_Data records_
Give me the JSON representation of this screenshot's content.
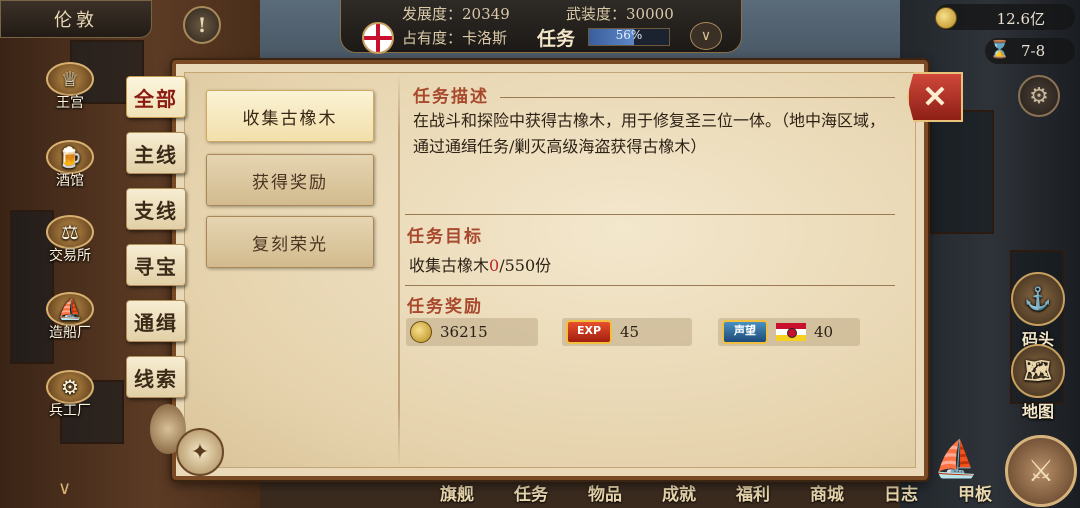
{
  "top": {
    "city": "伦敦",
    "alert_icon": "!",
    "development_label": "发展度：",
    "development_value": "20349",
    "armament_label": "武装度：",
    "armament_value": "30000",
    "occupancy_label": "占有度：卡洛斯",
    "task_label": "任务",
    "task_progress_text": "56%",
    "task_progress": 0.56,
    "gold": "12.6亿",
    "time_range": "7-8"
  },
  "left_nav": {
    "palace": "王宫",
    "tavern": "酒馆",
    "exchange": "交易所",
    "shipyard": "造船厂",
    "arsenal": "兵工厂"
  },
  "right_nav": {
    "dock": "码头",
    "map": "地图"
  },
  "bottom_nav": [
    "旗舰",
    "任务",
    "物品",
    "成就",
    "福利",
    "商城",
    "日志",
    "甲板"
  ],
  "categories": [
    "全部",
    "主线",
    "支线",
    "寻宝",
    "通缉",
    "线索"
  ],
  "active_category": 0,
  "quests": [
    "收集古橡木",
    "获得奖励",
    "复刻荣光"
  ],
  "active_quest": 0,
  "detail": {
    "desc_title": "任务描述",
    "desc_text": "在战斗和探险中获得古橡木，用于修复圣三位一体。（地中海区域，通过通缉任务/剿灭高级海盗获得古橡木）",
    "goal_title": "任务目标",
    "goal_prefix": "收集古橡木",
    "goal_current": "0",
    "goal_suffix": "/550份",
    "reward_title": "任务奖励",
    "reward_gold": "36215",
    "reward_exp_badge": "EXP",
    "reward_exp": "45",
    "reward_rep_badge": "声望",
    "reward_rep": "40"
  },
  "colors": {
    "accent_red": "#a8492e",
    "close_red": "#c0392b",
    "parchment": "#e9d9b8",
    "task_bar": "#3a5f9c"
  }
}
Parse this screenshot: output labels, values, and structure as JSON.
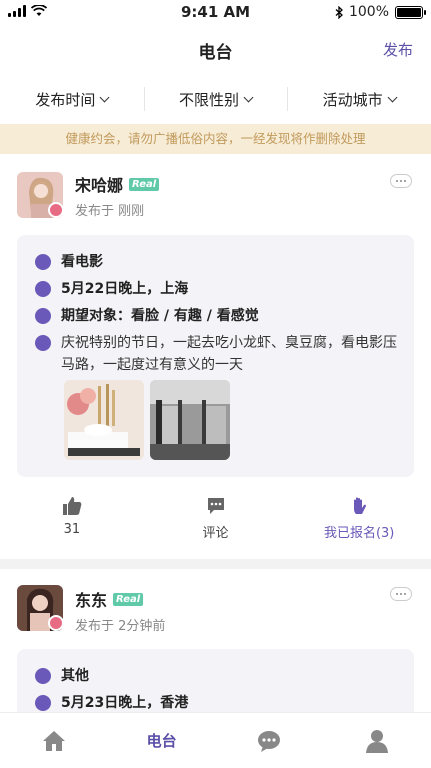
{
  "status": {
    "time": "9:41 AM",
    "battery": "100%"
  },
  "nav": {
    "title": "电台",
    "action": "发布"
  },
  "filters": [
    "发布时间",
    "不限性别",
    "活动城市"
  ],
  "notice": "健康约会，请勿广播低俗内容，一经发现将作删除处理",
  "posts": [
    {
      "name": "宋哈娜",
      "badge": "Real",
      "posted": "发布于 刚刚",
      "activity": "看电影",
      "time_place": "5月22日晚上，上海",
      "expect": "期望对象：看脸 / 有趣 / 看感觉",
      "desc": "庆祝特别的节日，一起去吃小龙虾、臭豆腐，看电影压马路，一起度过有意义的一天",
      "actions": {
        "likes": "31",
        "comment": "评论",
        "joined": "我已报名(3)"
      }
    },
    {
      "name": "东东",
      "badge": "Real",
      "posted": "发布于 2分钟前",
      "activity": "其他",
      "time_place": "5月23日晚上，香港"
    }
  ],
  "tabs": [
    "home-icon",
    "电台",
    "chat-icon",
    "profile-icon"
  ],
  "colors": {
    "accent": "#5b4fa8",
    "notice_bg": "#f7ecd6",
    "real_badge": "#5fc9a8"
  }
}
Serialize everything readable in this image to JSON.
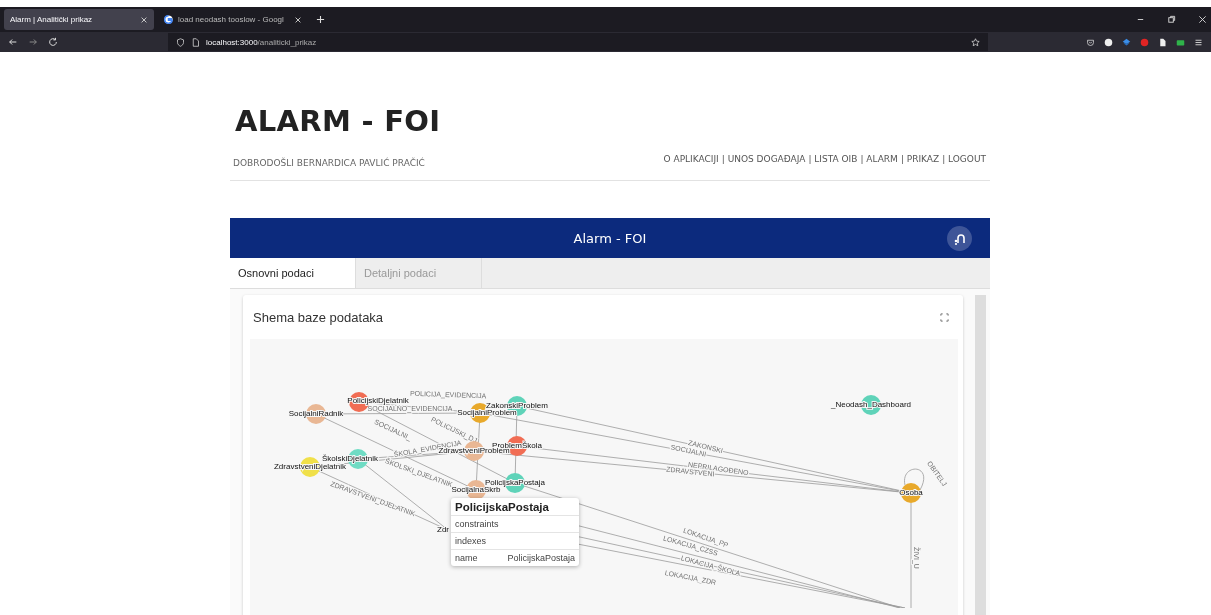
{
  "browser": {
    "tabs": [
      {
        "title": "Alarm | Analitički prikaz",
        "selected": true,
        "favicon": false
      },
      {
        "title": "load neodash tooslow - Googl",
        "selected": false,
        "favicon": true
      }
    ],
    "url_host": "localhost:3000",
    "url_path": "/analiticki_prikaz"
  },
  "site": {
    "title": "ALARM - FOI",
    "welcome": "DOBRODOŠLI BERNARDICA PAVLIĆ PRAČIĆ",
    "nav": [
      "O APLIKACIJI",
      "| UNOS DOGAĐAJA",
      "| LISTA OIB",
      "| ALARM",
      "| PRIKAZ",
      "| LOGOUT"
    ]
  },
  "app_bar": {
    "title": "Alarm - FOI"
  },
  "tabs": [
    {
      "label": "Osnovni podaci",
      "selected": true
    },
    {
      "label": "Detaljni podaci",
      "selected": false
    }
  ],
  "card": {
    "title": "Shema baze podataka",
    "graph": {
      "nodes": [
        {
          "label": "PolicijskiDjelatnik",
          "color": "#f16d54"
        },
        {
          "label": "SocijalniRadnik",
          "color": "#e9b794"
        },
        {
          "label": "SocijalniProblem",
          "color": "#e8a92b"
        },
        {
          "label": "ZakonskiProblem",
          "color": "#5fd3b9"
        },
        {
          "label": "ProblemŠkola",
          "color": "#f16d54"
        },
        {
          "label": "ZdravstveniProblem",
          "color": "#e9b794"
        },
        {
          "label": "ŠkolskiDjelatnik",
          "color": "#6fdcc4"
        },
        {
          "label": "ZdravstveniDjelatnik",
          "color": "#f0e04a"
        },
        {
          "label": "PolicijskaPostaja",
          "color": "#5fd3b9"
        },
        {
          "label": "SocijalnaSkrb",
          "color": "#e9b794"
        },
        {
          "label": "_Neodash_Dashboard",
          "color": "#5fd3b9"
        },
        {
          "label": "Osoba",
          "color": "#e8a92b"
        }
      ],
      "partial_label": "Zdr",
      "edge_labels": [
        "POLICIJA_EVIDENCIJA",
        "SOCIJALNO_EVIDENCIJA",
        "POLICIJSKI_DJ",
        "SOCIJALNI_",
        "ŠKOLA_EVIDENCIJA",
        "ŠKOLSKI_DJELATNIK",
        "ZDRAVSTVENI_DJELATNIK",
        "ZAKONSKI",
        "SOCIJALNI",
        "NEPRILAGOĐENO",
        "ZDRAVSTVENI",
        "OBITELJ",
        "ŽIVI_U",
        "LOKACIJA_PP",
        "LOKACIJA_CZSS",
        "LOKACIJA_ŠKOLA",
        "LOKACIJA_ZDR"
      ],
      "tooltip": {
        "title": "PolicijskaPostaja",
        "rows": [
          {
            "key": "constraints"
          },
          {
            "key": "indexes"
          },
          {
            "key": "name",
            "value": "PolicijskaPostaja"
          }
        ]
      }
    }
  }
}
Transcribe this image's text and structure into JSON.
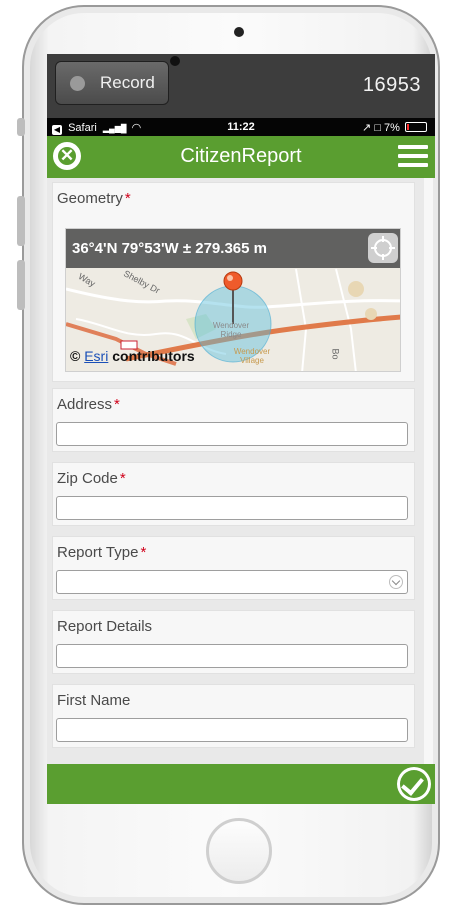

_Task_
Your copy of the data should match it exactly, except that pictures are left out.

_Solution_
Give me the JSON representation of this screenshot's content.
{
  "top": {
    "city": "伦敦",
    "alert_icon": "!",
    "development_label": "发展度：",
    "development_value": "20349",
    "armament_label": "武装度：",
    "armament_value": "30000",
    "occupancy_label": "占有度：卡洛斯",
    "task_label": "任务",
    "task_progress_text": "56%",
    "task_progress": 0.56,
    "gold": "12.6亿",
    "time_range": "7-8"
  },
  "left_nav": {
    "palace": "王宫",
    "tavern": "酒馆",
    "exchange": "交易所",
    "shipyard": "造船厂",
    "arsenal": "兵工厂"
  },
  "right_nav": {
    "dock": "码头",
    "map": "地图"
  },
  "bottom_nav": [
    "旗舰",
    "任务",
    "物品",
    "成就",
    "福利",
    "商城",
    "日志",
    "甲板"
  ],
  "categories": [
    "全部",
    "主线",
    "支线",
    "寻宝",
    "通缉",
    "线索"
  ],
  "active_category": 0,
  "quests": [
    "收集古橡木",
    "获得奖励",
    "复刻荣光"
  ],
  "active_quest": 0,
  "detail": {
    "desc_title": "任务描述",
    "desc_text": "在战斗和探险中获得古橡木，用于修复圣三位一体。（地中海区域，通过通缉任务/剿灭高级海盗获得古橡木）",
    "goal_title": "任务目标",
    "goal_prefix": "收集古橡木",
    "goal_current": "0",
    "goal_suffix": "/550份",
    "reward_title": "任务奖励",
    "reward_gold": "36215",
    "reward_exp_badge": "EXP",
    "reward_exp": "45",
    "reward_rep_badge": "声望",
    "reward_rep": "40"
  },
  "colors": {
    "accent_red": "#a8492e",
    "close_red": "#c0392b",
    "parchment": "#e9d9b8",
    "task_bar": "#3a5f9c"
  }
}
Parse this screenshot: output labels, values, and structure as JSON.
{
  "status": {
    "time": "9:41 AM",
    "battery": "100%"
  },
  "nav": {
    "title": "电台",
    "action": "发布"
  },
  "filters": [
    "发布时间",
    "不限性别",
    "活动城市"
  ],
  "notice": "健康约会，请勿广播低俗内容，一经发现将作删除处理",
  "posts": [
    {
      "name": "宋哈娜",
      "badge": "Real",
      "posted": "发布于 刚刚",
      "activity": "看电影",
      "time_place": "5月22日晚上，上海",
      "expect": "期望对象：看脸 / 有趣 / 看感觉",
      "desc": "庆祝特别的节日，一起去吃小龙虾、臭豆腐，看电影压马路，一起度过有意义的一天",
      "actions": {
        "likes": "31",
        "comment": "评论",
        "joined": "我已报名(3)"
      }
    },
    {
      "name": "东东",
      "badge": "Real",
      "posted": "发布于 2分钟前",
      "activity": "其他",
      "time_place": "5月23日晚上，香港"
    }
  ],
  "tabs": [
    "home-icon",
    "电台",
    "chat-icon",
    "profile-icon"
  ],
  "colors": {
    "accent": "#5b4fa8",
    "notice_bg": "#f7ecd6",
    "real_badge": "#5fc9a8"
  }
}
Serialize everything readable in this image to JSON.
{
  "browser": {
    "tabs": [
      {
        "title": "Alarm | Analitički prikaz",
        "selected": true,
        "favicon": false
      },
      {
        "title": "load neodash tooslow - Googl",
        "selected": false,
        "favicon": true
      }
    ],
    "url_host": "localhost:3000",
    "url_path": "/analiticki_prikaz"
  },
  "site": {
    "title": "ALARM - FOI",
    "welcome": "DOBRODOŠLI BERNARDICA PAVLIĆ PRAČIĆ",
    "nav": [
      "O APLIKACIJI",
      "| UNOS DOGAĐAJA",
      "| LISTA OIB",
      "| ALARM",
      "| PRIKAZ",
      "| LOGOUT"
    ]
  },
  "app_bar": {
    "title": "Alarm - FOI"
  },
  "tabs": [
    {
      "label": "Osnovni podaci",
      "selected": true
    },
    {
      "label": "Detaljni podaci",
      "selected": false
    }
  ],
  "card": {
    "title": "Shema baze podataka",
    "graph": {
      "nodes": [
        {
          "label": "PolicijskiDjelatnik",
          "color": "#f16d54"
        },
        {
          "label": "SocijalniRadnik",
          "color": "#e9b794"
        },
        {
          "label": "SocijalniProblem",
          "color": "#e8a92b"
        },
        {
          "label": "ZakonskiProblem",
          "color": "#5fd3b9"
        },
        {
          "label": "ProblemŠkola",
          "color": "#f16d54"
        },
        {
          "label": "ZdravstveniProblem",
          "color": "#e9b794"
        },
        {
          "label": "ŠkolskiDjelatnik",
          "color": "#6fdcc4"
        },
        {
          "label": "ZdravstveniDjelatnik",
          "color": "#f0e04a"
        },
        {
          "label": "PolicijskaPostaja",
          "color": "#5fd3b9"
        },
        {
          "label": "SocijalnaSkrb",
          "color": "#e9b794"
        },
        {
          "label": "_Neodash_Dashboard",
          "color": "#5fd3b9"
        },
        {
          "label": "Osoba",
          "color": "#e8a92b"
        }
      ],
      "partial_label": "Zdr",
      "edge_labels": [
        "POLICIJA_EVIDENCIJA",
        "SOCIJALNO_EVIDENCIJA",
        "POLICIJSKI_DJ",
        "SOCIJALNI_",
        "ŠKOLA_EVIDENCIJA",
        "ŠKOLSKI_DJELATNIK",
        "ZDRAVSTVENI_DJELATNIK",
        "ZAKONSKI",
        "SOCIJALNI",
        "NEPRILAGOĐENO",
        "ZDRAVSTVENI",
        "OBITELJ",
        "ŽIVI_U",
        "LOKACIJA_PP",
        "LOKACIJA_CZSS",
        "LOKACIJA_ŠKOLA",
        "LOKACIJA_ZDR"
      ],
      "tooltip": {
        "title": "PolicijskaPostaja",
        "rows": [
          {
            "key": "constraints"
          },
          {
            "key": "indexes"
          },
          {
            "key": "name",
            "value": "PolicijskaPostaja"
          }
        ]
      }
    }
  }
}
Transcribe this image's text and structure into JSON.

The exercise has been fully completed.